# Given instruction:
In the data below, locate each line with the word "через" and list it.

-- Begin Exercise input --

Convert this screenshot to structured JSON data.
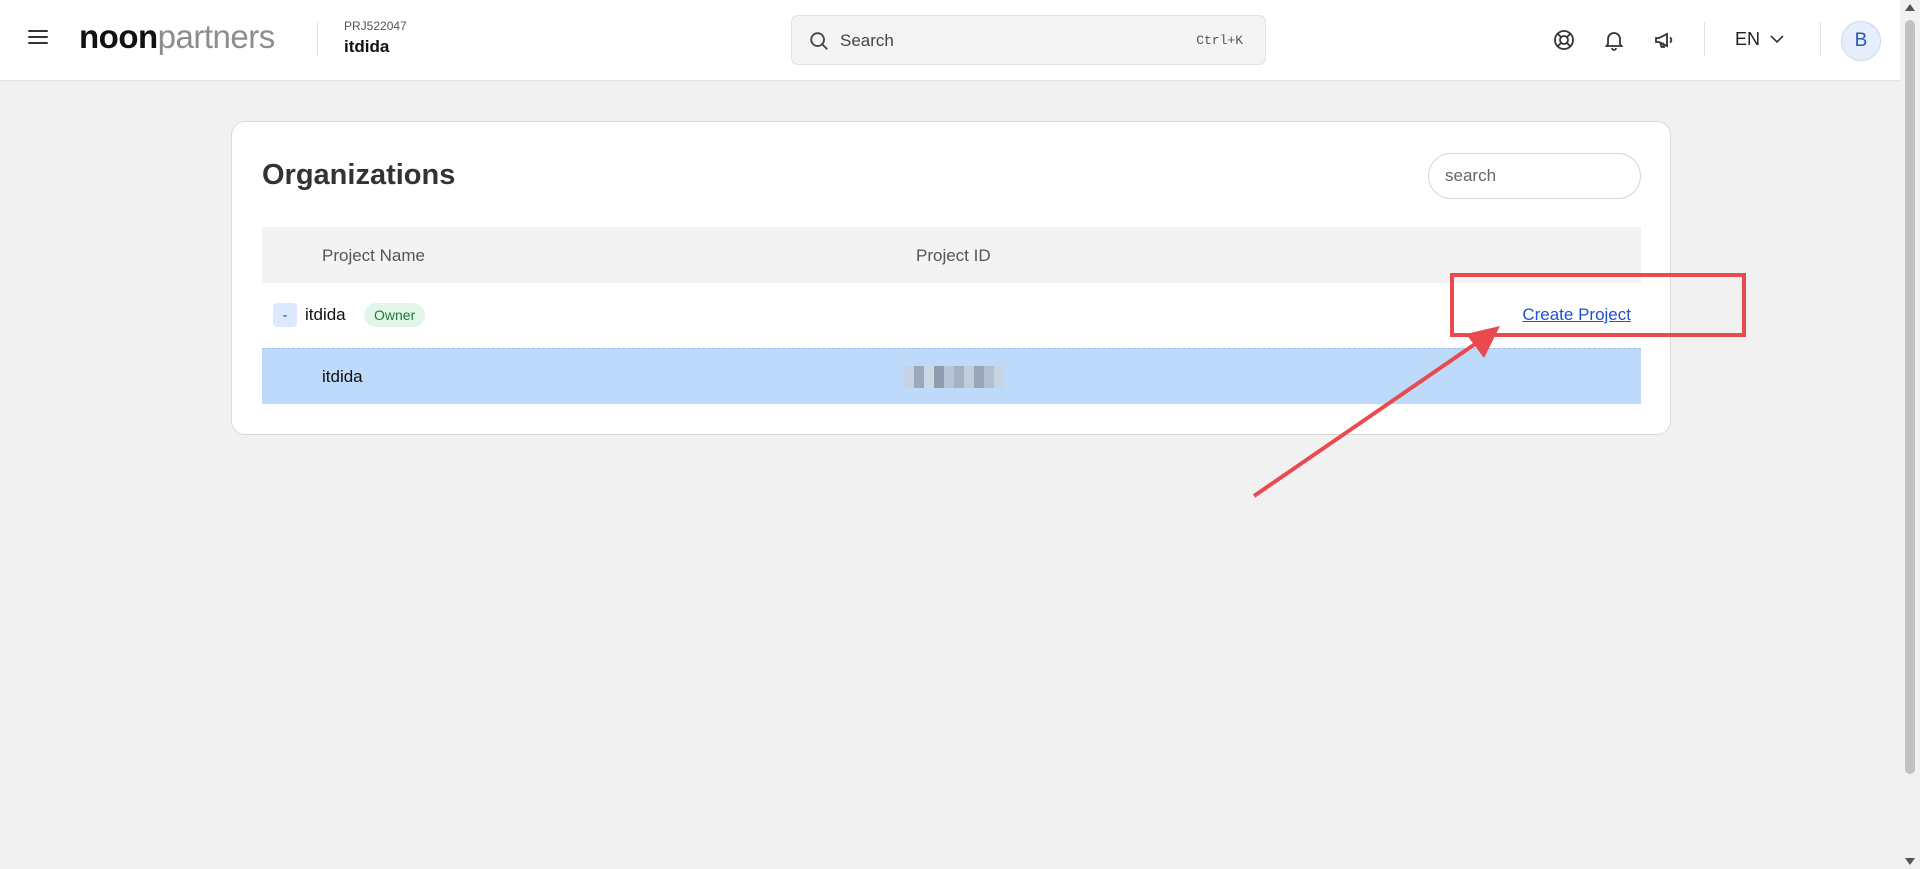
{
  "header": {
    "logo_bold": "noon",
    "logo_light": "partners",
    "project_id": "PRJ522047",
    "project_name": "itdida",
    "search_placeholder": "Search",
    "search_shortcut": "Ctrl+K",
    "language": "EN",
    "avatar_initial": "B"
  },
  "organizations": {
    "title": "Organizations",
    "search_placeholder": "search",
    "columns": [
      "Project Name",
      "Project ID"
    ],
    "org": {
      "toggle": "-",
      "name": "itdida",
      "role": "Owner",
      "create_link": "Create Project"
    },
    "projects": [
      {
        "name": "itdida"
      }
    ]
  },
  "colors": {
    "accent": "#1d4fd8",
    "selected_row": "#bedafb",
    "annotation": "#e84a4f"
  }
}
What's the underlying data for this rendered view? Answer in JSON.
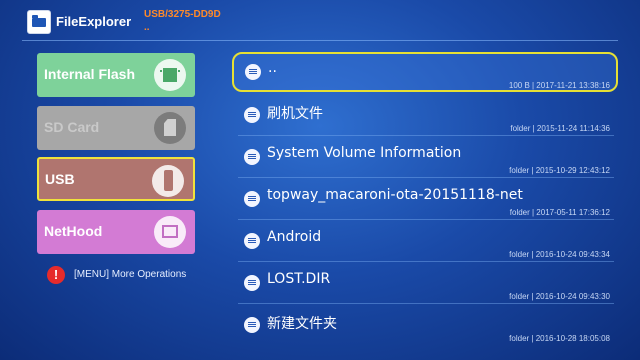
{
  "header": {
    "app_title": "FileExplorer",
    "path": "USB/3275-DD9D",
    "path_sub": ".."
  },
  "sidebar": {
    "items": [
      {
        "label": "Internal Flash",
        "icon": "internal-flash-icon",
        "color": "#7ed29a",
        "enabled": true
      },
      {
        "label": "SD Card",
        "icon": "sd-card-icon",
        "color": "#a7a7a7",
        "enabled": false
      },
      {
        "label": "USB",
        "icon": "usb-icon",
        "color": "#b0756f",
        "enabled": true,
        "selected": true
      },
      {
        "label": "NetHood",
        "icon": "network-icon",
        "color": "#d37bd4",
        "enabled": true
      }
    ],
    "menu_hint": "[MENU] More Operations",
    "menu_hint_icon": "exclamation-icon"
  },
  "files": [
    {
      "name": "..",
      "meta": "100 B | 2017-11-21 13:38:16",
      "selected": true
    },
    {
      "name": "刷机文件",
      "meta": "folder | 2015-11-24 11:14:36"
    },
    {
      "name": "System Volume Information",
      "meta": "folder | 2015-10-29 12:43:12"
    },
    {
      "name": "topway_macaroni-ota-20151118-net",
      "meta": "folder | 2017-05-11 17:36:12"
    },
    {
      "name": "Android",
      "meta": "folder | 2016-10-24 09:43:34"
    },
    {
      "name": "LOST.DIR",
      "meta": "folder | 2016-10-24 09:43:30"
    },
    {
      "name": "新建文件夹",
      "meta": "folder | 2016-10-28 18:05:08"
    }
  ],
  "colors": {
    "accent_path": "#ff8a2a",
    "selection_border": "#e6e034",
    "background": "#1a4aa8"
  }
}
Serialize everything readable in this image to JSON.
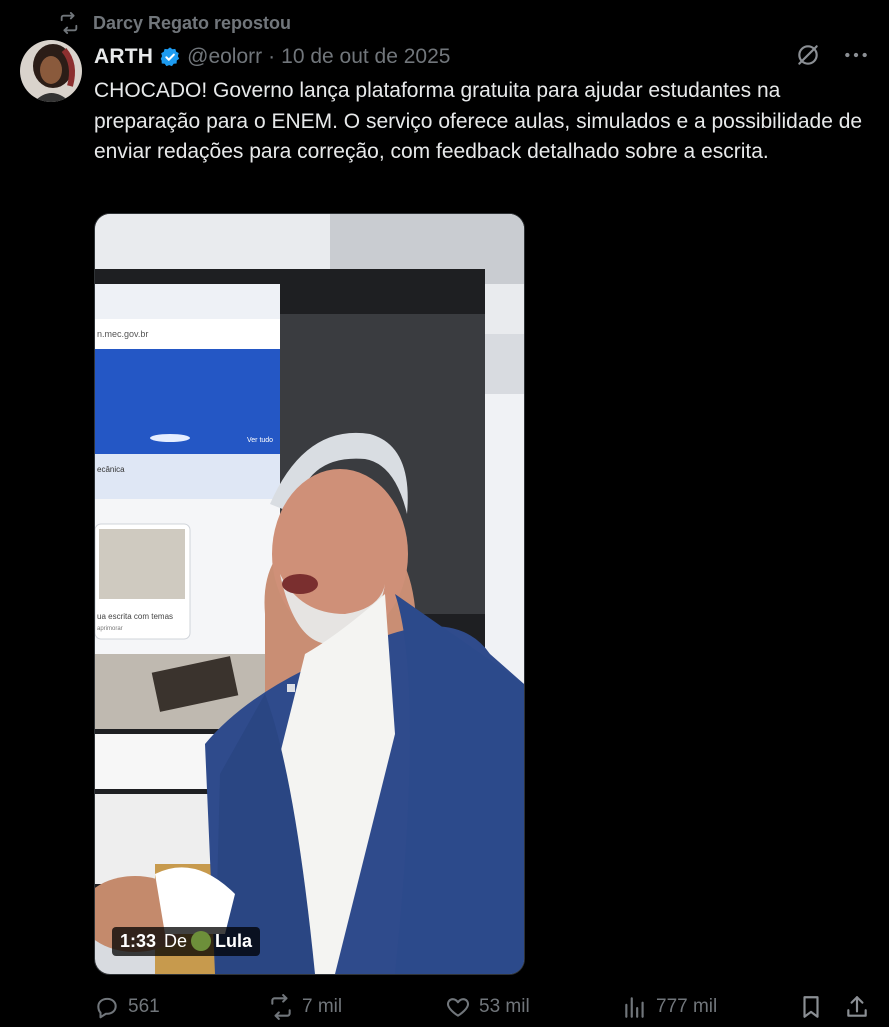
{
  "repost": {
    "text": "Darcy Regato repostou"
  },
  "author": {
    "name": "ARTH",
    "handle": "@eolorr",
    "separator": "·",
    "date": "10 de out de 2025"
  },
  "tweet": {
    "text": "CHOCADO! Governo lança plataforma gratuita para ajudar estudantes na preparação para o ENEM. O serviço oferece aulas, simulados e a possibilidade de enviar redações para correção, com feedback detalhado sobre a escrita."
  },
  "video": {
    "duration": "1:33",
    "from_prefix": "De",
    "from_name": "Lula",
    "screen_texts": {
      "url": "n.mec.gov.br",
      "side": "Ver tudo",
      "tab": "ecânica",
      "card": "ua escrita com temas",
      "card_sub": "aprimorar"
    }
  },
  "stats": {
    "replies": "561",
    "reposts": "7 mil",
    "likes": "53 mil",
    "views": "777 mil"
  },
  "colors": {
    "background": "#000000",
    "text": "#e7e9ea",
    "muted": "#71767b",
    "verified": "#1d9bf0"
  },
  "icons": [
    "repost-icon",
    "verified-icon",
    "grok-icon",
    "more-icon",
    "reply-icon",
    "like-icon",
    "views-icon",
    "bookmark-icon",
    "share-icon"
  ]
}
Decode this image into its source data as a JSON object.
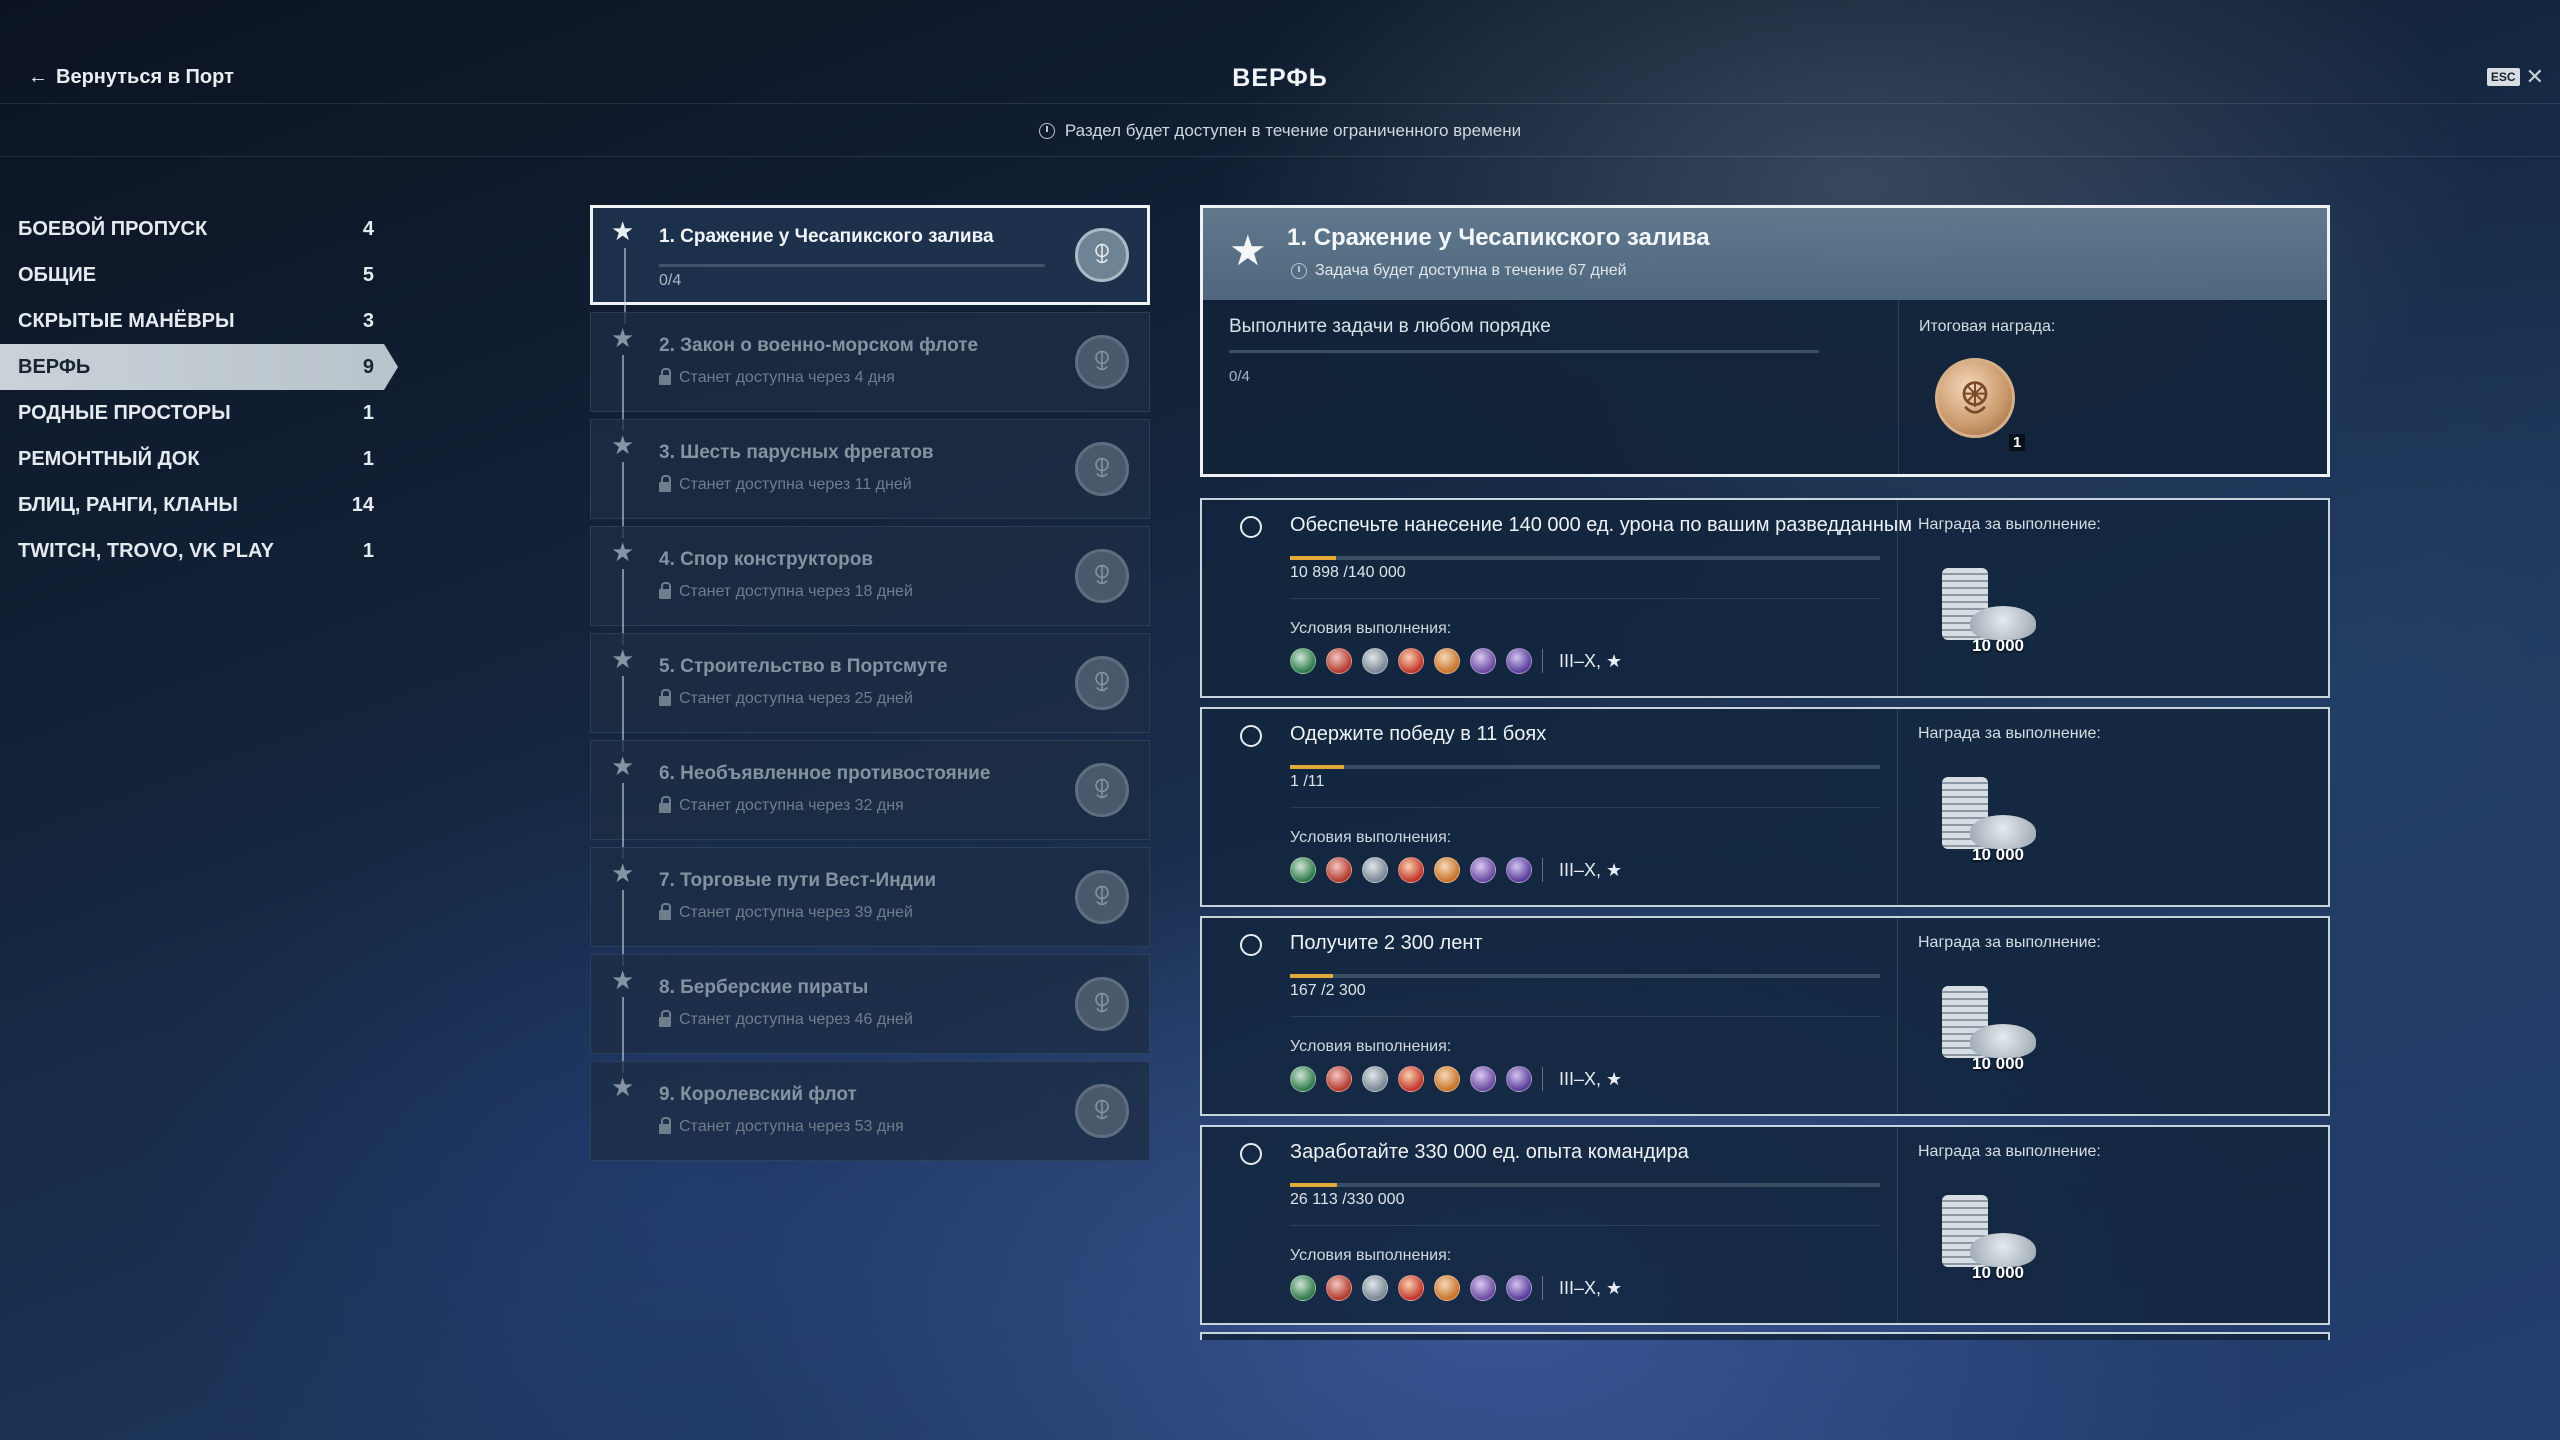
{
  "header": {
    "back_label": "Вернуться в Порт",
    "title": "ВЕРФЬ",
    "esc_label": "ESC",
    "close_glyph": "✕",
    "notice": "Раздел будет доступен в течение ограниченного времени"
  },
  "sidebar": {
    "items": [
      {
        "label": "БОЕВОЙ ПРОПУСК",
        "count": "4"
      },
      {
        "label": "ОБЩИЕ",
        "count": "5"
      },
      {
        "label": "СКРЫТЫЕ МАНЁВРЫ",
        "count": "3"
      },
      {
        "label": "ВЕРФЬ",
        "count": "9"
      },
      {
        "label": "РОДНЫЕ ПРОСТОРЫ",
        "count": "1"
      },
      {
        "label": "РЕМОНТНЫЙ ДОК",
        "count": "1"
      },
      {
        "label": "БЛИЦ, РАНГИ, КЛАНЫ",
        "count": "14"
      },
      {
        "label": "TWITCH, TROVO, VK PLAY",
        "count": "1"
      }
    ]
  },
  "quests": [
    {
      "name": "1. Сражение у Чесапикского залива",
      "sub": "0/4",
      "locked": false
    },
    {
      "name": "2. Закон о военно-морском флоте",
      "sub": "Станет доступна через 4 дня",
      "locked": true
    },
    {
      "name": "3. Шесть парусных фрегатов",
      "sub": "Станет доступна через 11 дней",
      "locked": true
    },
    {
      "name": "4. Спор конструкторов",
      "sub": "Станет доступна через 18 дней",
      "locked": true
    },
    {
      "name": "5. Строительство в Портсмуте",
      "sub": "Станет доступна через 25 дней",
      "locked": true
    },
    {
      "name": "6. Необъявленное противостояние",
      "sub": "Станет доступна через 32 дня",
      "locked": true
    },
    {
      "name": "7. Торговые пути Вест-Индии",
      "sub": "Станет доступна через 39 дней",
      "locked": true
    },
    {
      "name": "8. Берберские пираты",
      "sub": "Станет доступна через 46 дней",
      "locked": true
    },
    {
      "name": "9. Королевский флот",
      "sub": "Станет доступна через 53 дня",
      "locked": true
    }
  ],
  "detail": {
    "title": "1. Сражение у Чесапикского залива",
    "availability": "Задача будет доступна в течение 67 дней",
    "instruction": "Выполните задачи в любом порядке",
    "progress": "0/4",
    "final_reward_label": "Итоговая награда:",
    "final_reward_count": "1"
  },
  "tasks": [
    {
      "text": "Обеспечьте нанесение 140 000 ед. урона по вашим разведданным",
      "progress": "10 898 /140 000",
      "fraction": 0.078,
      "conditions_label": "Условия выполнения:",
      "tiers": "III–X, ★",
      "reward_label": "Награда за выполнение:",
      "reward": "10 000"
    },
    {
      "text": "Одержите победу в 11 боях",
      "progress": "1 /11",
      "fraction": 0.091,
      "conditions_label": "Условия выполнения:",
      "tiers": "III–X, ★",
      "reward_label": "Награда за выполнение:",
      "reward": "10 000"
    },
    {
      "text": "Получите 2 300 лент",
      "progress": "167 /2 300",
      "fraction": 0.073,
      "conditions_label": "Условия выполнения:",
      "tiers": "III–X, ★",
      "reward_label": "Награда за выполнение:",
      "reward": "10 000"
    },
    {
      "text": "Заработайте 330 000 ед. опыта командира",
      "progress": "26 113 /330 000",
      "fraction": 0.079,
      "conditions_label": "Условия выполнения:",
      "tiers": "III–X, ★",
      "reward_label": "Награда за выполнение:",
      "reward": "10 000"
    }
  ],
  "colors": {
    "progress_fill": "#e3a938",
    "active_tab_bg": "#c9d2d9",
    "panel_border": "#eef2f5"
  },
  "condition_icons": [
    "nation-green-icon",
    "nation-red-icon",
    "nation-gray-icon",
    "nation-red-star-icon",
    "nation-orange-icon",
    "nation-purple-icon",
    "nation-violet-icon"
  ]
}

-- End Exercise input --

# Task answer:
      "sub": "Станет доступна через 4 дня",
      "sub": "Станет доступна через 11 дней",
      "sub": "Станет доступна через 18 дней",
      "sub": "Станет доступна через 25 дней",
      "sub": "Станет доступна через 32 дня",
      "sub": "Станет доступна через 39 дней",
      "sub": "Станет доступна через 46 дней",
      "sub": "Станет доступна через 53 дня",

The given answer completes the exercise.